Find the line containing "Extract the chart's". Reproduce it and every line after it up to the end of the records, exactly as written.

(Stored data entries)
▼▼▼
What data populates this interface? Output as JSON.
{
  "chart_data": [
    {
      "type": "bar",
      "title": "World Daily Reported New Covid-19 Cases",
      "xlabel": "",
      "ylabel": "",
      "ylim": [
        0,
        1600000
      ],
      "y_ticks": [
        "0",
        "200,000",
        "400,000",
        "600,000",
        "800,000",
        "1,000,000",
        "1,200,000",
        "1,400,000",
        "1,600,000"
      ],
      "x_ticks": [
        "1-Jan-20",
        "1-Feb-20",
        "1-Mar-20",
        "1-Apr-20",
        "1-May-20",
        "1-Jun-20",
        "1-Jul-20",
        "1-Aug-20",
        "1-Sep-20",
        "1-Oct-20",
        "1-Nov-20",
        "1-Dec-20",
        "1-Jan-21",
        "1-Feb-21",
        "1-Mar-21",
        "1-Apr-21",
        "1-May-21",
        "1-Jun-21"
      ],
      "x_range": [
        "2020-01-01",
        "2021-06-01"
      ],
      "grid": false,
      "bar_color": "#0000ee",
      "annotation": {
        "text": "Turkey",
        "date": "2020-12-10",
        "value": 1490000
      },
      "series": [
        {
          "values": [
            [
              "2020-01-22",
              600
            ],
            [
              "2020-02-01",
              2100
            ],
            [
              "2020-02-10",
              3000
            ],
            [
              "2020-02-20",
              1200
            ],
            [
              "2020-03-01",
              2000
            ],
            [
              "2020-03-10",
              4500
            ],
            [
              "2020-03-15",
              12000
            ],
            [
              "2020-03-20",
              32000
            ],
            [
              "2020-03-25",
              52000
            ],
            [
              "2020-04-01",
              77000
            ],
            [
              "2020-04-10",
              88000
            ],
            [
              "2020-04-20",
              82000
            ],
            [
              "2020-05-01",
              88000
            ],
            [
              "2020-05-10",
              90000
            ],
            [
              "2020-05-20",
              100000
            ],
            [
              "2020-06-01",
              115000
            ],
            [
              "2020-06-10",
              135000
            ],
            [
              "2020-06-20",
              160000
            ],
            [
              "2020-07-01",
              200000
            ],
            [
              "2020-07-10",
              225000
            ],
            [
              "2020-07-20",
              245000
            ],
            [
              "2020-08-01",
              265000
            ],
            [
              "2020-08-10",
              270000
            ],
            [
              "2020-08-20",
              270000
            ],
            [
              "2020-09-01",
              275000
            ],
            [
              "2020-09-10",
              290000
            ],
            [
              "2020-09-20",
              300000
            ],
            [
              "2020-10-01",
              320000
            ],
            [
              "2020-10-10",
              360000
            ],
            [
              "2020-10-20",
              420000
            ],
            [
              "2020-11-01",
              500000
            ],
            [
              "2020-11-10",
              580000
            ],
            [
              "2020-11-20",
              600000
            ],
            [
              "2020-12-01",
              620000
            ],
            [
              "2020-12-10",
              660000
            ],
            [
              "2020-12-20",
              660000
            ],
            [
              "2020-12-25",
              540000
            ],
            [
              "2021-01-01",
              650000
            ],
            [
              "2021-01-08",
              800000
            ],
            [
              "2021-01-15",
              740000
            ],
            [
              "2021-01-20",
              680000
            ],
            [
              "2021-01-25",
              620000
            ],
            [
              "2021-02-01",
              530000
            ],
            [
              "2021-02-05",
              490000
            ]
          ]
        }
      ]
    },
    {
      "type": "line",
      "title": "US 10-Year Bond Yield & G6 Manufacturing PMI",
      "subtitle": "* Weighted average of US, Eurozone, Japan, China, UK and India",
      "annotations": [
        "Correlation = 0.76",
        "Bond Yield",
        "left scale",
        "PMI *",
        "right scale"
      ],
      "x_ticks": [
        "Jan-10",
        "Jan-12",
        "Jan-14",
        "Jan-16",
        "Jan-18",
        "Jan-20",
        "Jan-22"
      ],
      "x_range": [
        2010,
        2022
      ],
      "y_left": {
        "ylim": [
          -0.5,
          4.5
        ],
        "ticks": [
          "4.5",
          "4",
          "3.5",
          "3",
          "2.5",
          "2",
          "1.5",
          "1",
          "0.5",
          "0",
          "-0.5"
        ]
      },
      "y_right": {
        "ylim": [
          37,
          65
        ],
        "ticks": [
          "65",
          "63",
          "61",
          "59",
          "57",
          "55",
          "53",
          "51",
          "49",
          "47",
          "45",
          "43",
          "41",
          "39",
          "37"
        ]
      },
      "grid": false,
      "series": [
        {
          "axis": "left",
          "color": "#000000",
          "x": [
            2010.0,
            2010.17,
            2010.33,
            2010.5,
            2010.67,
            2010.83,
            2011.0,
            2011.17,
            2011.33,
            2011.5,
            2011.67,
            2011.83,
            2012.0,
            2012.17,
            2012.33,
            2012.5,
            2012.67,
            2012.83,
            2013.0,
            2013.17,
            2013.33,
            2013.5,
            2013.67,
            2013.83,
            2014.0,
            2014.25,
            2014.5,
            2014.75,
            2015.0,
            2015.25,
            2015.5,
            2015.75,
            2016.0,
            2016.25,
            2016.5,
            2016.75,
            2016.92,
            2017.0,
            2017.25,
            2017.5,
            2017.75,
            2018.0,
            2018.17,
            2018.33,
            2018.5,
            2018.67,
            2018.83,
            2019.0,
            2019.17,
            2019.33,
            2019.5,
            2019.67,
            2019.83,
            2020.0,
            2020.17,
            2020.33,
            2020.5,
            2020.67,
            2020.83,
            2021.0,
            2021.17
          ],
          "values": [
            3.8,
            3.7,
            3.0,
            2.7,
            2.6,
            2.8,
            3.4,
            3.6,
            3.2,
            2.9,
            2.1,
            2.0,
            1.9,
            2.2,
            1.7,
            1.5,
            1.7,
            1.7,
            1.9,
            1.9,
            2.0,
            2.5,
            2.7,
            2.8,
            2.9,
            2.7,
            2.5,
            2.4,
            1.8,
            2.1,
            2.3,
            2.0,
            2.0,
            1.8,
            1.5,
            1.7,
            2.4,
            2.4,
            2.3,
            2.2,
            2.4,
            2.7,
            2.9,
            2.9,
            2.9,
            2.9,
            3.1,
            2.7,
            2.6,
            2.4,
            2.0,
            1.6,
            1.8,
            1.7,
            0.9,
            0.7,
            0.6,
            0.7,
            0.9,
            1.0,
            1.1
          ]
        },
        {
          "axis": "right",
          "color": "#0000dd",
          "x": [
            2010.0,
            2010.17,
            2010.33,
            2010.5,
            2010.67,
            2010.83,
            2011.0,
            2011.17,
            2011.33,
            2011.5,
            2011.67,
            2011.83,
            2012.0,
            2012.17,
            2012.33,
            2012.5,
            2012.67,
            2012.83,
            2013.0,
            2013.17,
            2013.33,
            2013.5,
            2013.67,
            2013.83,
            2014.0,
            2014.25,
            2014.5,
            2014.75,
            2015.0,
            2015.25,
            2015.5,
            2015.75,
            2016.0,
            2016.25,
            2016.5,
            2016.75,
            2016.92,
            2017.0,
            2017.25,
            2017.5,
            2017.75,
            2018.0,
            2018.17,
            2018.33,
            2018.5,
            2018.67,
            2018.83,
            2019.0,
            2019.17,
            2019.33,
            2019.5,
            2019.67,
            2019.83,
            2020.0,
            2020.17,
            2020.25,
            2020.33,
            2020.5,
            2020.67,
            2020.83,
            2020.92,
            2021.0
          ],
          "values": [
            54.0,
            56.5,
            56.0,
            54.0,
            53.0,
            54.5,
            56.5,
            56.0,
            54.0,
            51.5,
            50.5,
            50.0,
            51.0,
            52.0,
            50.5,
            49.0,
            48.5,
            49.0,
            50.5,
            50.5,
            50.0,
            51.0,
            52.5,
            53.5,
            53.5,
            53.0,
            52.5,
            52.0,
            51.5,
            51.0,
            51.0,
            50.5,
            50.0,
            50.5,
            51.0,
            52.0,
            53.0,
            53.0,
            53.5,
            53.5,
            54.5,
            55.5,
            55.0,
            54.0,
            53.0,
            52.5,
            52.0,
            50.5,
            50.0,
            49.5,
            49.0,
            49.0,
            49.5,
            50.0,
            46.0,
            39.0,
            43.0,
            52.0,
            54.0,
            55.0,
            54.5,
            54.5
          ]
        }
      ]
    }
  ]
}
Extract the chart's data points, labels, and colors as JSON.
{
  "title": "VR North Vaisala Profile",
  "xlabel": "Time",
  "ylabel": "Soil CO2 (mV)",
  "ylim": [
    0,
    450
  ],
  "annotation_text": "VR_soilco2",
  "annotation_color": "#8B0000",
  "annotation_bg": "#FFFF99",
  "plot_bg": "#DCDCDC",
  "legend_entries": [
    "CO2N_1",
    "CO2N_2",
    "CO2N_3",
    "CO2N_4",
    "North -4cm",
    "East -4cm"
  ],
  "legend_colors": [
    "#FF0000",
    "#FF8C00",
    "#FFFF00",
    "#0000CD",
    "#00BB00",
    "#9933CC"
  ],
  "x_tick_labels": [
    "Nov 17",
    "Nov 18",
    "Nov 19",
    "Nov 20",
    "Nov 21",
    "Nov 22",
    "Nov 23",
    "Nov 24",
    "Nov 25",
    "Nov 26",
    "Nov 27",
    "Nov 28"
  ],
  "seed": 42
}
▲▲▲
* _SOLUTION TO THE PROBLEM_
Extract the chart's data points, labels, and colors as JSON.
{
  "title": "VR North Vaisala Profile",
  "xlabel": "Time",
  "ylabel": "Soil CO2 (mV)",
  "ylim": [
    0,
    450
  ],
  "annotation_text": "VR_soilco2",
  "annotation_color": "#8B0000",
  "annotation_bg": "#FFFF99",
  "plot_bg": "#DCDCDC",
  "legend_entries": [
    "CO2N_1",
    "CO2N_2",
    "CO2N_3",
    "CO2N_4",
    "North -4cm",
    "East -4cm"
  ],
  "legend_colors": [
    "#FF0000",
    "#FF8C00",
    "#FFFF00",
    "#0000CD",
    "#00BB00",
    "#9933CC"
  ],
  "x_tick_labels": [
    "Nov 17",
    "Nov 18",
    "Nov 19",
    "Nov 20",
    "Nov 21",
    "Nov 22",
    "Nov 23",
    "Nov 24",
    "Nov 25",
    "Nov 26",
    "Nov 27",
    "Nov 28"
  ],
  "seed": 42
}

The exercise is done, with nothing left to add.